(Excerpts from a figure dataset)
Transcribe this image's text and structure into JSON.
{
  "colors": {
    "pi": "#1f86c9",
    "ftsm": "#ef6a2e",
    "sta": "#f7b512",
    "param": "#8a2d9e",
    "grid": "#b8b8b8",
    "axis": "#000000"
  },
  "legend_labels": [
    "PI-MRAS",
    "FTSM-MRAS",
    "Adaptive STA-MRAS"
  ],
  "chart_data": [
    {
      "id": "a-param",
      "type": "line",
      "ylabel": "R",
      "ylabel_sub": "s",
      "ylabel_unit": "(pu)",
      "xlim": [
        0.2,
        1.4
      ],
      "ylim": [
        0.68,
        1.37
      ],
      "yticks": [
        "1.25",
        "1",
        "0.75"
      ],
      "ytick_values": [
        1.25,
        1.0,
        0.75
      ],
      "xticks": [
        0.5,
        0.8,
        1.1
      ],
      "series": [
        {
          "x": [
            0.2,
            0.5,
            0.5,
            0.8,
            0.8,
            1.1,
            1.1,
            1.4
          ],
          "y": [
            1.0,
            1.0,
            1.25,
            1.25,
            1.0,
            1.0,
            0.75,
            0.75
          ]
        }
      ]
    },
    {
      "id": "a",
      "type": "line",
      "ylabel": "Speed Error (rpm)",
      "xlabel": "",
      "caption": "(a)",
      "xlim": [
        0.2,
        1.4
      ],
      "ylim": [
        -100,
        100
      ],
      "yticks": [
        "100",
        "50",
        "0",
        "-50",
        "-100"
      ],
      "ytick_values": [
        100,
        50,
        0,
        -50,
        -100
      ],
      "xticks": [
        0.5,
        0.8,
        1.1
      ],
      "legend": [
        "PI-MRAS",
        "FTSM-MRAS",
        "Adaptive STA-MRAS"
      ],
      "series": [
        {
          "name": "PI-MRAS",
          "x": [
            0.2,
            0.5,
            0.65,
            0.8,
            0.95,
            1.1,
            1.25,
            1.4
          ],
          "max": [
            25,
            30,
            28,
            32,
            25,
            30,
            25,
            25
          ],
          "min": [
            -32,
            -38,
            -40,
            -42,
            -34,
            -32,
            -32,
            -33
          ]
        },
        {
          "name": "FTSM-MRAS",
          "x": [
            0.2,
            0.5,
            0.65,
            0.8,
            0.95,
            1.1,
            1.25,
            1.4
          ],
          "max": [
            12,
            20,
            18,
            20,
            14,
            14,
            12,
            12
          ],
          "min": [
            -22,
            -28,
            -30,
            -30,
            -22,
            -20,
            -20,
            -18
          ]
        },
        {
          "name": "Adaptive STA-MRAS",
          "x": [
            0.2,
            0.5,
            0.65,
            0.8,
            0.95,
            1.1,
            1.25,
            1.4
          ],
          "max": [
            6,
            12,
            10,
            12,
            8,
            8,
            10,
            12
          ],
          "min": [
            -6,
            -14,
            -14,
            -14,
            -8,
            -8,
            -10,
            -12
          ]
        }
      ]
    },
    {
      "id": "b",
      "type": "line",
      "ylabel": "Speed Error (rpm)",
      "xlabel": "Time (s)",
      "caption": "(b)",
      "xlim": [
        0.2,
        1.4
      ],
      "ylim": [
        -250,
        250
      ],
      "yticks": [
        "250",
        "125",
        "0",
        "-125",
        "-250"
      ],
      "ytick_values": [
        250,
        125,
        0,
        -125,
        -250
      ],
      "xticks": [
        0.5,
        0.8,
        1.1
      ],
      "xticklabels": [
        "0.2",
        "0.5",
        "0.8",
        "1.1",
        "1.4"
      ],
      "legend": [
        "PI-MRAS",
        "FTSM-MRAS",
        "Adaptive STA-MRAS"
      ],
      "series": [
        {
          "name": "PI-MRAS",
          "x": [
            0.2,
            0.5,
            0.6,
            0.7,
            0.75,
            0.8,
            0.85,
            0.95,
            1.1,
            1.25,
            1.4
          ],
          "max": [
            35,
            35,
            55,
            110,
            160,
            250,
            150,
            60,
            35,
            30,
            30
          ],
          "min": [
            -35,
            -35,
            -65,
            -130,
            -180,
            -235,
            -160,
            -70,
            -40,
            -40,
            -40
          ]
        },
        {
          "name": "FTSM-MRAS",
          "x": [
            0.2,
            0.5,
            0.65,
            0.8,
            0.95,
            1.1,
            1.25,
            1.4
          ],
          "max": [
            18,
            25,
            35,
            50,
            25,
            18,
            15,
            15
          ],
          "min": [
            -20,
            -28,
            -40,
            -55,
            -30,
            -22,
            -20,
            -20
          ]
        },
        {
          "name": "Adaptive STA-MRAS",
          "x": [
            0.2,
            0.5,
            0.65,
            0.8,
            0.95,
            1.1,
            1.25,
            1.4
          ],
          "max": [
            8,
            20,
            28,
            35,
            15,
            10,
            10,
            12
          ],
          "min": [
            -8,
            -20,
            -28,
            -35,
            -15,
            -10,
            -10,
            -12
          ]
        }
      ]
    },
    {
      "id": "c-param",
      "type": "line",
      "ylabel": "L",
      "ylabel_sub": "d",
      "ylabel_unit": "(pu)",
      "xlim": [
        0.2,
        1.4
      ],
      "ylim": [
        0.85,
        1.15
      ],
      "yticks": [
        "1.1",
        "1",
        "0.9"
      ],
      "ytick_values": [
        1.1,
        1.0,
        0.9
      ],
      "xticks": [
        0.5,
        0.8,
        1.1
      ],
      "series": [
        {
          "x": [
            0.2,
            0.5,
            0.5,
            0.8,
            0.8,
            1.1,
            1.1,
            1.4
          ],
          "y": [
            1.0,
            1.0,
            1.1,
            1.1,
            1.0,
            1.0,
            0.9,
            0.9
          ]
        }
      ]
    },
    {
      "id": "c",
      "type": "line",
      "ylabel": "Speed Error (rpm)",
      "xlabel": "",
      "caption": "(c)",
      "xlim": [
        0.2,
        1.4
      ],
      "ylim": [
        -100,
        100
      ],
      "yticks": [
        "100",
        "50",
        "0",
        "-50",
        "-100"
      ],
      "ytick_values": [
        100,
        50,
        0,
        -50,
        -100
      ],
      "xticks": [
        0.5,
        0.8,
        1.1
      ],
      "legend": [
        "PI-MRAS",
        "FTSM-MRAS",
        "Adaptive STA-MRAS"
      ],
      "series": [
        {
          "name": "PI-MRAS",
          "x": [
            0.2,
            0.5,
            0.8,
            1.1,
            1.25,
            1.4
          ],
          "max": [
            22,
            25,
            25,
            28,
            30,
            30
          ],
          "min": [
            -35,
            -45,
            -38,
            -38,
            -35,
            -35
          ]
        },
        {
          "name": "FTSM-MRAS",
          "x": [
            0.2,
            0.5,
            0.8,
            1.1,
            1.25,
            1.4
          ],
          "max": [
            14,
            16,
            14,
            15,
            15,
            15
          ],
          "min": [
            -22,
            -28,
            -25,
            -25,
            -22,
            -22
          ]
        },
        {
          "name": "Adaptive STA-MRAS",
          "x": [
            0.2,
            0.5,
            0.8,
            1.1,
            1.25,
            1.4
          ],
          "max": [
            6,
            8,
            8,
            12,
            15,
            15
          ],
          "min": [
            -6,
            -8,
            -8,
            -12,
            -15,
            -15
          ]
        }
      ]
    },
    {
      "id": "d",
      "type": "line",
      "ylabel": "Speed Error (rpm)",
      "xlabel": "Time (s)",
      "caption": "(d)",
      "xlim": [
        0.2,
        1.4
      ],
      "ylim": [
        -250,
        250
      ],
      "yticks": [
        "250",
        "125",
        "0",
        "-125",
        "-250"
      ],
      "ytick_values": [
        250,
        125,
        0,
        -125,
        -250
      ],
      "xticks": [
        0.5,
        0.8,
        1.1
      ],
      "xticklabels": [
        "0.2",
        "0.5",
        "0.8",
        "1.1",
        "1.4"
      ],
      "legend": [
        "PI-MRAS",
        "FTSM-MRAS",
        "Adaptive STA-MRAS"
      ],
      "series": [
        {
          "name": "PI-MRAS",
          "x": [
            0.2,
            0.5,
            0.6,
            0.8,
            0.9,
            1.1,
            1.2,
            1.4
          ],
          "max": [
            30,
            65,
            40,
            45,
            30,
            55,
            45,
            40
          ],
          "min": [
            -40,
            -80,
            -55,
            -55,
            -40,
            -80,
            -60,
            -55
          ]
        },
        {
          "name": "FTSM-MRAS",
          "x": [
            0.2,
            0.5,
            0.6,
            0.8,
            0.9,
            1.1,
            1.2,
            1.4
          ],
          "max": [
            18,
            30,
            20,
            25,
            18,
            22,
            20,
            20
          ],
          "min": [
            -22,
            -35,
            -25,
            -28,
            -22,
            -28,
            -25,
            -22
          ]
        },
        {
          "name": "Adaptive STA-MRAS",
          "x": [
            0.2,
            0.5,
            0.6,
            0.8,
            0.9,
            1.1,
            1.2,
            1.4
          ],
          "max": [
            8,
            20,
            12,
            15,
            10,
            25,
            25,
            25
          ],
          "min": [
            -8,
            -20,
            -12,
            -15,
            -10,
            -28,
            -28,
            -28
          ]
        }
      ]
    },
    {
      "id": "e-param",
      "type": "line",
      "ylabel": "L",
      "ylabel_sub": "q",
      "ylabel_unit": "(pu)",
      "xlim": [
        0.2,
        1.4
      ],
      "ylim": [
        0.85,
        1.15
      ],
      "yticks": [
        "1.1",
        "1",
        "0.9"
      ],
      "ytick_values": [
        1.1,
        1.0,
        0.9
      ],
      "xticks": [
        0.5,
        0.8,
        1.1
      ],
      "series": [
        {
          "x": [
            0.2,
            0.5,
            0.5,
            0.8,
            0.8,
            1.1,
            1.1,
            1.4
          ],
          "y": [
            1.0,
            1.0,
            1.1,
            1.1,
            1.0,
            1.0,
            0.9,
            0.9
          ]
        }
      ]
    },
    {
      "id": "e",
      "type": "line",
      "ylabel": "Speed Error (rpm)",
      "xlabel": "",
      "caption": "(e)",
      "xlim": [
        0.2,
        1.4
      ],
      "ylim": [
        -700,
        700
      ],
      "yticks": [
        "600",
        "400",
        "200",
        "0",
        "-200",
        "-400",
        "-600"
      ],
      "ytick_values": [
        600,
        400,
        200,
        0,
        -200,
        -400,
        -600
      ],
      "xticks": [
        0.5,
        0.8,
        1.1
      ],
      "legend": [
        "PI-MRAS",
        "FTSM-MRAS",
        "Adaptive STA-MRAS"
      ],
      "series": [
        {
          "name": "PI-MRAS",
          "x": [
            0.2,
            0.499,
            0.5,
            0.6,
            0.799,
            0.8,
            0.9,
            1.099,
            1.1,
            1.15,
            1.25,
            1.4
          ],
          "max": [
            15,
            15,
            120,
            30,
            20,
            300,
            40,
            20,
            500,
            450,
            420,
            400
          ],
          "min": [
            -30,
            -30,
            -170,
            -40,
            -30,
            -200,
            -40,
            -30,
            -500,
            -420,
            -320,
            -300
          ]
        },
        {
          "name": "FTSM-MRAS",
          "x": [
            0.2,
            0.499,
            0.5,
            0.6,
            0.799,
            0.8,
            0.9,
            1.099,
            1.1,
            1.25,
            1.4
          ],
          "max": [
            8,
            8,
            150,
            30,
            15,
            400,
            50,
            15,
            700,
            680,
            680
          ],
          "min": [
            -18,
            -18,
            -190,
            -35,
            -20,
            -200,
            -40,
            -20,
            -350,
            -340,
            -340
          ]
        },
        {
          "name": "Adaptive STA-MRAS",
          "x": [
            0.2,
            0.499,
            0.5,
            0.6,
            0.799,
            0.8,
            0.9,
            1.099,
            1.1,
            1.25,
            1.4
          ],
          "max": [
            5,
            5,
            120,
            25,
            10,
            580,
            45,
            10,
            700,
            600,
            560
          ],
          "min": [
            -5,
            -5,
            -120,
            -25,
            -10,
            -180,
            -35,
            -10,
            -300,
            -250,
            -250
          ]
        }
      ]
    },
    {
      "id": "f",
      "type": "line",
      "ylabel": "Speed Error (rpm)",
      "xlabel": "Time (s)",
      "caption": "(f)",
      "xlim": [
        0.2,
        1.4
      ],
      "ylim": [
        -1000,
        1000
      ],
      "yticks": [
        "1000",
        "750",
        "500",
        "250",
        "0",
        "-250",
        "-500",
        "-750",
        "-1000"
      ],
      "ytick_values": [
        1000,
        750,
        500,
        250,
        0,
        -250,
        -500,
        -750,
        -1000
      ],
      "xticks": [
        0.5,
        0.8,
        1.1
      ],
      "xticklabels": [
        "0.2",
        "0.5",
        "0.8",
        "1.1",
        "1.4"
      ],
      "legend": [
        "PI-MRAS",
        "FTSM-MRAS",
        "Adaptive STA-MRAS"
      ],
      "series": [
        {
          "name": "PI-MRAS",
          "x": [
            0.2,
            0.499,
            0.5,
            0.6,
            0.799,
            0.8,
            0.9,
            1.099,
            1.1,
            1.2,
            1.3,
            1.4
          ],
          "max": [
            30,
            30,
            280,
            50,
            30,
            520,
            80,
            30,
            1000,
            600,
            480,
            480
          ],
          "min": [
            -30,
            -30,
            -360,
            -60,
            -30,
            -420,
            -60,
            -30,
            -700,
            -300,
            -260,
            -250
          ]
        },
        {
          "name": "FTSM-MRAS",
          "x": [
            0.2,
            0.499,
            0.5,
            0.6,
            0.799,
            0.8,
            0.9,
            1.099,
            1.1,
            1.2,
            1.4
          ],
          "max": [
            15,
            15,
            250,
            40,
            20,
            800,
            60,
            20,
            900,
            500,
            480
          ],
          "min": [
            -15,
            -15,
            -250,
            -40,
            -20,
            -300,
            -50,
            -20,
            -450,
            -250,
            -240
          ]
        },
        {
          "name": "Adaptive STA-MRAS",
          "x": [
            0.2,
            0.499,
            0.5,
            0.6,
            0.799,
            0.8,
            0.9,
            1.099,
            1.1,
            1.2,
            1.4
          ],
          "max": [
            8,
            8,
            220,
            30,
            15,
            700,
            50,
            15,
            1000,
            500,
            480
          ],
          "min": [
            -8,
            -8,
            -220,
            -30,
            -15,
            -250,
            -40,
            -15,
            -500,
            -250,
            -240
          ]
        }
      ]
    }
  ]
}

PROBLEM DETAILS:
Extract every line containing the string "caption" from the data above.

WRITTEN SOLUTION:
      "caption": "(a)",
      "caption": "(b)",
      "caption": "(c)",
      "caption": "(d)",
      "caption": "(e)",
      "caption": "(f)",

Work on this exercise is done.